Repeat the entire listing exactly.

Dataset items
▬▬▬

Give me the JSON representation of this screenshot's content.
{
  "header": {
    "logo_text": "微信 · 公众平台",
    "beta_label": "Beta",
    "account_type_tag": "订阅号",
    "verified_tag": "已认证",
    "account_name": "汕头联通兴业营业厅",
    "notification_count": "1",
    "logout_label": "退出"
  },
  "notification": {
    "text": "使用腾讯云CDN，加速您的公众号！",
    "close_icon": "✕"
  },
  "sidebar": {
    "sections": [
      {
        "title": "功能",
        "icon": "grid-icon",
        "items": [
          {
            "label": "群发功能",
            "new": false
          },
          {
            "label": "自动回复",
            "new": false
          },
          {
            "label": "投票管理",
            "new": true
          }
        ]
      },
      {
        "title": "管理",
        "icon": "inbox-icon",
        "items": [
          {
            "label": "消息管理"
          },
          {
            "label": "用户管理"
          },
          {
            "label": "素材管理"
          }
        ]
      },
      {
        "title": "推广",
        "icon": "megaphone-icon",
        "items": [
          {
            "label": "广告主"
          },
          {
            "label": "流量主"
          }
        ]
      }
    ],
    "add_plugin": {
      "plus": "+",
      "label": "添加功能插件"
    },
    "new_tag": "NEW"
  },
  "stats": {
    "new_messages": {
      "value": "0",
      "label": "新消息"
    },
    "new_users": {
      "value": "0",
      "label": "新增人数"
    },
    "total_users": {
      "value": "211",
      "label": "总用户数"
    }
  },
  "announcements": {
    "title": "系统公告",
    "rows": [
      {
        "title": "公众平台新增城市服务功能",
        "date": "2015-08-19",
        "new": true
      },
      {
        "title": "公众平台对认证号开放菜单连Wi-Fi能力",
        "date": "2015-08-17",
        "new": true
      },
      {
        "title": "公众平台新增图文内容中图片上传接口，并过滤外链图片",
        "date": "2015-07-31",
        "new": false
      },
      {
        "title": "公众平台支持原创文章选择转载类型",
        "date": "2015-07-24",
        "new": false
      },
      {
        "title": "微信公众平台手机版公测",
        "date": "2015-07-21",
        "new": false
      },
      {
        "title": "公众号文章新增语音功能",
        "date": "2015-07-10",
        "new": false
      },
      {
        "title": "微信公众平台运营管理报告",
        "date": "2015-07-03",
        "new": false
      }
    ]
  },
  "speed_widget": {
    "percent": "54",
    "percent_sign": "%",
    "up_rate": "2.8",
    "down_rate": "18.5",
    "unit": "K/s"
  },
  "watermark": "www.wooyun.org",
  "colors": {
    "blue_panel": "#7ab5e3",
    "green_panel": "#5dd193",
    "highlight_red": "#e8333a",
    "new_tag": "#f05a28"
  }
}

▬▬▬

EXERCISE ANSWER |
Give me the JSON representation of this screenshot's content.
{
  "header": {
    "logo_text": "微信 · 公众平台",
    "beta_label": "Beta",
    "account_type_tag": "订阅号",
    "verified_tag": "已认证",
    "account_name": "汕头联通兴业营业厅",
    "notification_count": "1",
    "logout_label": "退出"
  },
  "notification": {
    "text": "使用腾讯云CDN，加速您的公众号！",
    "close_icon": "✕"
  },
  "sidebar": {
    "sections": [
      {
        "title": "功能",
        "icon": "grid-icon",
        "items": [
          {
            "label": "群发功能",
            "new": false
          },
          {
            "label": "自动回复",
            "new": false
          },
          {
            "label": "投票管理",
            "new": true
          }
        ]
      },
      {
        "title": "管理",
        "icon": "inbox-icon",
        "items": [
          {
            "label": "消息管理"
          },
          {
            "label": "用户管理"
          },
          {
            "label": "素材管理"
          }
        ]
      },
      {
        "title": "推广",
        "icon": "megaphone-icon",
        "items": [
          {
            "label": "广告主"
          },
          {
            "label": "流量主"
          }
        ]
      }
    ],
    "add_plugin": {
      "plus": "+",
      "label": "添加功能插件"
    },
    "new_tag": "NEW"
  },
  "stats": {
    "new_messages": {
      "value": "0",
      "label": "新消息"
    },
    "new_users": {
      "value": "0",
      "label": "新增人数"
    },
    "total_users": {
      "value": "211",
      "label": "总用户数"
    }
  },
  "announcements": {
    "title": "系统公告",
    "rows": [
      {
        "title": "公众平台新增城市服务功能",
        "date": "2015-08-19",
        "new": true
      },
      {
        "title": "公众平台对认证号开放菜单连Wi-Fi能力",
        "date": "2015-08-17",
        "new": true
      },
      {
        "title": "公众平台新增图文内容中图片上传接口，并过滤外链图片",
        "date": "2015-07-31",
        "new": false
      },
      {
        "title": "公众平台支持原创文章选择转载类型",
        "date": "2015-07-24",
        "new": false
      },
      {
        "title": "微信公众平台手机版公测",
        "date": "2015-07-21",
        "new": false
      },
      {
        "title": "公众号文章新增语音功能",
        "date": "2015-07-10",
        "new": false
      },
      {
        "title": "微信公众平台运营管理报告",
        "date": "2015-07-03",
        "new": false
      }
    ]
  },
  "speed_widget": {
    "percent": "54",
    "percent_sign": "%",
    "up_rate": "2.8",
    "down_rate": "18.5",
    "unit": "K/s"
  },
  "watermark": "www.wooyun.org",
  "colors": {
    "blue_panel": "#7ab5e3",
    "green_panel": "#5dd193",
    "highlight_red": "#e8333a",
    "new_tag": "#f05a28"
  }
}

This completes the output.